### Given exercise
Repeat the whole listing below, word for word.

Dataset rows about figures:
########################################

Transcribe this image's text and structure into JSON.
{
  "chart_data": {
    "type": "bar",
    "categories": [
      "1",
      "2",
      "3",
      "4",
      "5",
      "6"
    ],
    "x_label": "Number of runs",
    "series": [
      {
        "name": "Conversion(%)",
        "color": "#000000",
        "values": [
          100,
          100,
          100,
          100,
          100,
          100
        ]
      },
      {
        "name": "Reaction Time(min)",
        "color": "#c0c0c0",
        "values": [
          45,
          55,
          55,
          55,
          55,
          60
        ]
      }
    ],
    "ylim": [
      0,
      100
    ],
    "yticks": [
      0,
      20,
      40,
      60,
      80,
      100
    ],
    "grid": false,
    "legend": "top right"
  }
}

########################################

### The solution
Transcribe this image's text and structure into JSON.
{
  "chart_data": {
    "type": "bar",
    "categories": [
      "1",
      "2",
      "3",
      "4",
      "5",
      "6"
    ],
    "x_label": "Number of runs",
    "series": [
      {
        "name": "Conversion(%)",
        "color": "#000000",
        "values": [
          100,
          100,
          100,
          100,
          100,
          100
        ]
      },
      {
        "name": "Reaction Time(min)",
        "color": "#c0c0c0",
        "values": [
          45,
          55,
          55,
          55,
          55,
          60
        ]
      }
    ],
    "ylim": [
      0,
      100
    ],
    "yticks": [
      0,
      20,
      40,
      60,
      80,
      100
    ],
    "grid": false,
    "legend": "top right"
  }
}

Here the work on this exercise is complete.